REQUIRED TASK » Copy the data below exactly.

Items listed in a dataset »
- - - - -

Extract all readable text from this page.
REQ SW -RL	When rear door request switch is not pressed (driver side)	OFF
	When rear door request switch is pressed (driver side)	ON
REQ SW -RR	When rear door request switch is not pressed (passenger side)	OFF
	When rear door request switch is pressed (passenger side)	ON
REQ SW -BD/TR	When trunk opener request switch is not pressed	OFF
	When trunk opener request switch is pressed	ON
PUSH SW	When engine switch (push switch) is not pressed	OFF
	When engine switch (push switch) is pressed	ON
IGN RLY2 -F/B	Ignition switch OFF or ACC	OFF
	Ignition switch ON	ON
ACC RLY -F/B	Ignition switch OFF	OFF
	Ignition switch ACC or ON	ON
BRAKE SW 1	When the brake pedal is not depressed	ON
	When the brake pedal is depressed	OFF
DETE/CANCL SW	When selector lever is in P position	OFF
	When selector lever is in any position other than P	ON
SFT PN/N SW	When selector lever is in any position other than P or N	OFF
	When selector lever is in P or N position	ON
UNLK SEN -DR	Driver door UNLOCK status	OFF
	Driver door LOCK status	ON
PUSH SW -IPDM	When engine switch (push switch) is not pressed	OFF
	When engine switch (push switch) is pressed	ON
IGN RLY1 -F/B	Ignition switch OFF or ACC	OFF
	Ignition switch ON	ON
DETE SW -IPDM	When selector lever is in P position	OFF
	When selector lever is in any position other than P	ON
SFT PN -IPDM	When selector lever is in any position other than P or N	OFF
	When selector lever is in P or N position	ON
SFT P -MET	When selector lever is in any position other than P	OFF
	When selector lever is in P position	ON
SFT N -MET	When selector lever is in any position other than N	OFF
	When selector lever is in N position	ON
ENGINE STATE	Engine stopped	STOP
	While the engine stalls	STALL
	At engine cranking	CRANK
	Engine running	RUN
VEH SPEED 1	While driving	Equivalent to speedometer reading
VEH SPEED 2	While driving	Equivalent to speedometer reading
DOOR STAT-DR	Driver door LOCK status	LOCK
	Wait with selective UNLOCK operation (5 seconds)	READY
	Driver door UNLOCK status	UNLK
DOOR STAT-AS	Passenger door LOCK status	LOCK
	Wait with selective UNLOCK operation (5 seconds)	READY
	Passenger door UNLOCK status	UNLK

- - - - -

RESULT BELOW »
Extract all readable text from this page.
REQ SW -RL	When rear door request switch is not pressed (driver side)	OFF
	When rear door request switch is pressed (driver side)	ON
REQ SW -RR	When rear door request switch is not pressed (passenger side)	OFF
	When rear door request switch is pressed (passenger side)	ON
REQ SW -BD/TR	When trunk opener request switch is not pressed	OFF
	When trunk opener request switch is pressed	ON
PUSH SW	When engine switch (push switch) is not pressed	OFF
	When engine switch (push switch) is pressed	ON
IGN RLY2 -F/B	Ignition switch OFF or ACC	OFF
	Ignition switch ON	ON
ACC RLY -F/B	Ignition switch OFF	OFF
	Ignition switch ACC or ON	ON
BRAKE SW 1	When the brake pedal is not depressed	ON
	When the brake pedal is depressed	OFF
DETE/CANCL SW	When selector lever is in P position	OFF
	When selector lever is in any position other than P	ON
SFT PN/N SW	When selector lever is in any position other than P or N	OFF
	When selector lever is in P or N position	ON
UNLK SEN -DR	Driver door UNLOCK status	OFF
	Driver door LOCK status	ON
PUSH SW -IPDM	When engine switch (push switch) is not pressed	OFF
	When engine switch (push switch) is pressed	ON
IGN RLY1 -F/B	Ignition switch OFF or ACC	OFF
	Ignition switch ON	ON
DETE SW -IPDM	When selector lever is in P position	OFF
	When selector lever is in any position other than P	ON
SFT PN -IPDM	When selector lever is in any position other than P or N	OFF
	When selector lever is in P or N position	ON
SFT P -MET	When selector lever is in any position other than P	OFF
	When selector lever is in P position	ON
SFT N -MET	When selector lever is in any position other than N	OFF
	When selector lever is in N position	ON
ENGINE STATE	Engine stopped	STOP
	While the engine stalls	STALL
	At engine cranking	CRANK
	Engine running	RUN
VEH SPEED 1	While driving	Equivalent to speedometer reading
VEH SPEED 2	While driving	Equivalent to speedometer reading
DOOR STAT-DR	Driver door LOCK status	LOCK
	Wait with selective UNLOCK operation (5 seconds)	READY
	Driver door UNLOCK status	UNLK
DOOR STAT-AS	Passenger door LOCK status	LOCK
	Wait with selective UNLOCK operation (5 seconds)	READY
	Passenger door UNLOCK status	UNLK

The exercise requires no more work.